──────── Provided data

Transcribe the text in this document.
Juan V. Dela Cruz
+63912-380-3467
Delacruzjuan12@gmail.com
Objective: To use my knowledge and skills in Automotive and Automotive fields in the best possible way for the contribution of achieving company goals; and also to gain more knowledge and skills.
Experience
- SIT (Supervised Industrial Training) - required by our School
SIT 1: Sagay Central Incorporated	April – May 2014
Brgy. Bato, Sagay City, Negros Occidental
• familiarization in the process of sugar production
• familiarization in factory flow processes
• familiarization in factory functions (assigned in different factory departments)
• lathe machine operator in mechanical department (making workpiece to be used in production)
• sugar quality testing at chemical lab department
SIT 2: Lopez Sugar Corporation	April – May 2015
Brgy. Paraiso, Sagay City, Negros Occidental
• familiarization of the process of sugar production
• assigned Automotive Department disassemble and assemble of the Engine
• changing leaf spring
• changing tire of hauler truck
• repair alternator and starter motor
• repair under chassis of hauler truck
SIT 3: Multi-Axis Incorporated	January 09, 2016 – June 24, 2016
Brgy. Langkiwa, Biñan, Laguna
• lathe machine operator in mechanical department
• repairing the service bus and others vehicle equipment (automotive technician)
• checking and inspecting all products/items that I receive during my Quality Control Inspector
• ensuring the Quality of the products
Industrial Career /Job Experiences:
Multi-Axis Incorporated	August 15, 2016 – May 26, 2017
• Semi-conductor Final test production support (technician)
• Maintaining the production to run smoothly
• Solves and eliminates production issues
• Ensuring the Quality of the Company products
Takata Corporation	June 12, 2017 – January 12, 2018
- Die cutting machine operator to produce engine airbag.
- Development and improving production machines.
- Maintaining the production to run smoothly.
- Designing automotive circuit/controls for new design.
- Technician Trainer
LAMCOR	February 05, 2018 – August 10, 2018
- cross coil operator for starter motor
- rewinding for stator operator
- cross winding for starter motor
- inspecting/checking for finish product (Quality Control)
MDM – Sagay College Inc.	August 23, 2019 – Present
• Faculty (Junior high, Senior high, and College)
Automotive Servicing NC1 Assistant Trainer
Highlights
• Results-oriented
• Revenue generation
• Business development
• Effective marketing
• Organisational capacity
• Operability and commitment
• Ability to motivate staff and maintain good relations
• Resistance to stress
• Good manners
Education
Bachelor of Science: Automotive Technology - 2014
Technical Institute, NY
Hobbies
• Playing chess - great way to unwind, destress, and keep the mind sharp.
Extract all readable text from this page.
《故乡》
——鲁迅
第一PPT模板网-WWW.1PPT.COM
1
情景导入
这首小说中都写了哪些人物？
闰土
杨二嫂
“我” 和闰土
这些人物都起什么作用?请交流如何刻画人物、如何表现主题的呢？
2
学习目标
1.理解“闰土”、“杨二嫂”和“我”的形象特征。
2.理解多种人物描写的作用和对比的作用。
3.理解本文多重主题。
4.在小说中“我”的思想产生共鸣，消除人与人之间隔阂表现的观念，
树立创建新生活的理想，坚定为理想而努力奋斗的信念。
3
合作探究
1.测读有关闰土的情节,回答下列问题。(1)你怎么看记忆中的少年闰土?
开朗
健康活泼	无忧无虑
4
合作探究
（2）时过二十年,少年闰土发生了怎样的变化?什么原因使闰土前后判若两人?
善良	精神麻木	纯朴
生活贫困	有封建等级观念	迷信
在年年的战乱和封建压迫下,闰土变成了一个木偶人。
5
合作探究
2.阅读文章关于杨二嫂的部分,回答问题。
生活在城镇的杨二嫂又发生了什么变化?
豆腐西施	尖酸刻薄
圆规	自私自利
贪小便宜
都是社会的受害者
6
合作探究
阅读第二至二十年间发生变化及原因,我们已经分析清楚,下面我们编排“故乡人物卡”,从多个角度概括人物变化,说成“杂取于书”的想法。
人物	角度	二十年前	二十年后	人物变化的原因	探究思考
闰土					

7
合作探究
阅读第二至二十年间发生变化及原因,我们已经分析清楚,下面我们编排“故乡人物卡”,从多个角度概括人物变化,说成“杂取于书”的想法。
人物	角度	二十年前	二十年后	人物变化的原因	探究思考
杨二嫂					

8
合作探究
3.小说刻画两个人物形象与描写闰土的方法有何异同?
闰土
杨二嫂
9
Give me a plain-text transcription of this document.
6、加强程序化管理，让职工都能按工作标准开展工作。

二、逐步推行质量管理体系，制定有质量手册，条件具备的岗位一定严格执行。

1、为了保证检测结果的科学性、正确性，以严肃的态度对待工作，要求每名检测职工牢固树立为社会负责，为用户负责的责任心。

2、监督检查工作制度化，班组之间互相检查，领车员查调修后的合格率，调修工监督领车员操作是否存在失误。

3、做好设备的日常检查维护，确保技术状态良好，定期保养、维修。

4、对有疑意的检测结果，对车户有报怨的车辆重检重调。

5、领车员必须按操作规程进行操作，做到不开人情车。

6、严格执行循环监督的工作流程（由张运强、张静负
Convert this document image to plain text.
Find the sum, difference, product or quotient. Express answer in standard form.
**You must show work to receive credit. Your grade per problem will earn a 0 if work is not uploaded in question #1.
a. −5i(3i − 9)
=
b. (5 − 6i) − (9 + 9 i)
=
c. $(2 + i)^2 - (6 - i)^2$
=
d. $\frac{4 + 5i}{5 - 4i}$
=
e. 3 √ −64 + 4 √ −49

────────────────

Problem to solve »
Retype every entry word for word.

Task output »
Transcribe the text in this document.
Juan V. Dela Cruz
+63912-380-3467
Delacruzjuan12@gmail.com
Objective: To use my knowledge and skills in Automotive and Automotive fields in the best possible way for the contribution of achieving company goals; and also to gain more knowledge and skills.
Experience
- SIT (Supervised Industrial Training) - required by our School
SIT 1: Sagay Central Incorporated	April – May 2014
Brgy. Bato, Sagay City, Negros Occidental
• familiarization in the process of sugar production
• familiarization in factory flow processes
• familiarization in factory functions (assigned in different factory departments)
• lathe machine operator in mechanical department (making workpiece to be used in production)
• sugar quality testing at chemical lab department
SIT 2: Lopez Sugar Corporation	April – May 2015
Brgy. Paraiso, Sagay City, Negros Occidental
• familiarization of the process of sugar production
• assigned Automotive Department disassemble and assemble of the Engine
• changing leaf spring
• changing tire of hauler truck
• repair alternator and starter motor
• repair under chassis of hauler truck
SIT 3: Multi-Axis Incorporated	January 09, 2016 – June 24, 2016
Brgy. Langkiwa, Biñan, Laguna
• lathe machine operator in mechanical department
• repairing the service bus and others vehicle equipment (automotive technician)
• checking and inspecting all products/items that I receive during my Quality Control Inspector
• ensuring the Quality of the products
Industrial Career /Job Experiences:
Multi-Axis Incorporated	August 15, 2016 – May 26, 2017
• Semi-conductor Final test production support (technician)
• Maintaining the production to run smoothly
• Solves and eliminates production issues
• Ensuring the Quality of the Company products
Takata Corporation	June 12, 2017 – January 12, 2018
- Die cutting machine operator to produce engine airbag.
- Development and improving production machines.
- Maintaining the production to run smoothly.
- Designing automotive circuit/controls for new design.
- Technician Trainer
LAMCOR	February 05, 2018 – August 10, 2018
- cross coil operator for starter motor
- rewinding for stator operator
- cross winding for starter motor
- inspecting/checking for finish product (Quality Control)
MDM – Sagay College Inc.	August 23, 2019 – Present
• Faculty (Junior high, Senior high, and College)
Automotive Servicing NC1 Assistant Trainer
Highlights
• Results-oriented
• Revenue generation
• Business development
• Effective marketing
• Organisational capacity
• Operability and commitment
• Ability to motivate staff and maintain good relations
• Resistance to stress
• Good manners
Education
Bachelor of Science: Automotive Technology - 2014
Technical Institute, NY
Hobbies
• Playing chess - great way to unwind, destress, and keep the mind sharp.
Extract all readable text from this page.
《故乡》
——鲁迅
第一PPT模板网-WWW.1PPT.COM
1
情景导入
这首小说中都写了哪些人物？
闰土
杨二嫂
“我” 和闰土
这些人物都起什么作用?请交流如何刻画人物、如何表现主题的呢？
2
学习目标
1.理解“闰土”、“杨二嫂”和“我”的形象特征。
2.理解多种人物描写的作用和对比的作用。
3.理解本文多重主题。
4.在小说中“我”的思想产生共鸣，消除人与人之间隔阂表现的观念，
树立创建新生活的理想，坚定为理想而努力奋斗的信念。
3
合作探究
1.测读有关闰土的情节,回答下列问题。(1)你怎么看记忆中的少年闰土?
开朗
健康活泼	无忧无虑
4
合作探究
（2）时过二十年,少年闰土发生了怎样的变化?什么原因使闰土前后判若两人?
善良	精神麻木	纯朴
生活贫困	有封建等级观念	迷信
在年年的战乱和封建压迫下,闰土变成了一个木偶人。
5
合作探究
2.阅读文章关于杨二嫂的部分,回答问题。
生活在城镇的杨二嫂又发生了什么变化?
豆腐西施	尖酸刻薄
圆规	自私自利
贪小便宜
都是社会的受害者
6
合作探究
阅读第二至二十年间发生变化及原因,我们已经分析清楚,下面我们编排“故乡人物卡”,从多个角度概括人物变化,说成“杂取于书”的想法。
人物	角度	二十年前	二十年后	人物变化的原因	探究思考
闰土					

7
合作探究
阅读第二至二十年间发生变化及原因,我们已经分析清楚,下面我们编排“故乡人物卡”,从多个角度概括人物变化,说成“杂取于书”的想法。
人物	角度	二十年前	二十年后	人物变化的原因	探究思考
杨二嫂					

8
合作探究
3.小说刻画两个人物形象与描写闰土的方法有何异同?
闰土
杨二嫂
9
Give me a plain-text transcription of this document.
6、加强程序化管理，让职工都能按工作标准开展工作。

二、逐步推行质量管理体系，制定有质量手册，条件具备的岗位一定严格执行。

1、为了保证检测结果的科学性、正确性，以严肃的态度对待工作，要求每名检测职工牢固树立为社会负责，为用户负责的责任心。

2、监督检查工作制度化，班组之间互相检查，领车员查调修后的合格率，调修工监督领车员操作是否存在失误。

3、做好设备的日常检查维护，确保技术状态良好，定期保养、维修。

4、对有疑意的检测结果，对车户有报怨的车辆重检重调。

5、领车员必须按操作规程进行操作，做到不开人情车。

6、严格执行循环监督的工作流程（由张运强、张静负
Convert this document image to plain text.
Find the sum, difference, product or quotient. Express answer in standard form.
**You must show work to receive credit. Your grade per problem will earn a 0 if work is not uploaded in question #1.
a. −5i(3i − 9)
=
b. (5 − 6i) − (9 + 9 i)
=
c. $(2 + i)^2 - (6 - i)^2$
=
d. $\frac{4 + 5i}{5 - 4i}$
=
e. 3 √ −64 + 4 √ −49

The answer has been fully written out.